### Set task:
Every line below is to be quoted exactly, with nothing added or dropped.
— BEGIN Records provided —
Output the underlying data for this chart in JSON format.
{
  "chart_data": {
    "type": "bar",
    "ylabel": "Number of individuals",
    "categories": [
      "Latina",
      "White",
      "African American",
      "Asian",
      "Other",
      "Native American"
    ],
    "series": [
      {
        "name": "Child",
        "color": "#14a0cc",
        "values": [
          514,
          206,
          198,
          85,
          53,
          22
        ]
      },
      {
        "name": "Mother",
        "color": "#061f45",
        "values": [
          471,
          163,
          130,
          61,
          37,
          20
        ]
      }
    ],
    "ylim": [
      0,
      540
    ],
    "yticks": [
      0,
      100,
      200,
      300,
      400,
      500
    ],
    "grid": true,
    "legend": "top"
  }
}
— END Records provided —
### Task solution:
Output the underlying data for this chart in JSON format.
{
  "chart_data": {
    "type": "bar",
    "ylabel": "Number of individuals",
    "categories": [
      "Latina",
      "White",
      "African American",
      "Asian",
      "Other",
      "Native American"
    ],
    "series": [
      {
        "name": "Child",
        "color": "#14a0cc",
        "values": [
          514,
          206,
          198,
          85,
          53,
          22
        ]
      },
      {
        "name": "Mother",
        "color": "#061f45",
        "values": [
          471,
          163,
          130,
          61,
          37,
          20
        ]
      }
    ],
    "ylim": [
      0,
      540
    ],
    "yticks": [
      0,
      100,
      200,
      300,
      400,
      500
    ],
    "grid": true,
    "legend": "top"
  }
}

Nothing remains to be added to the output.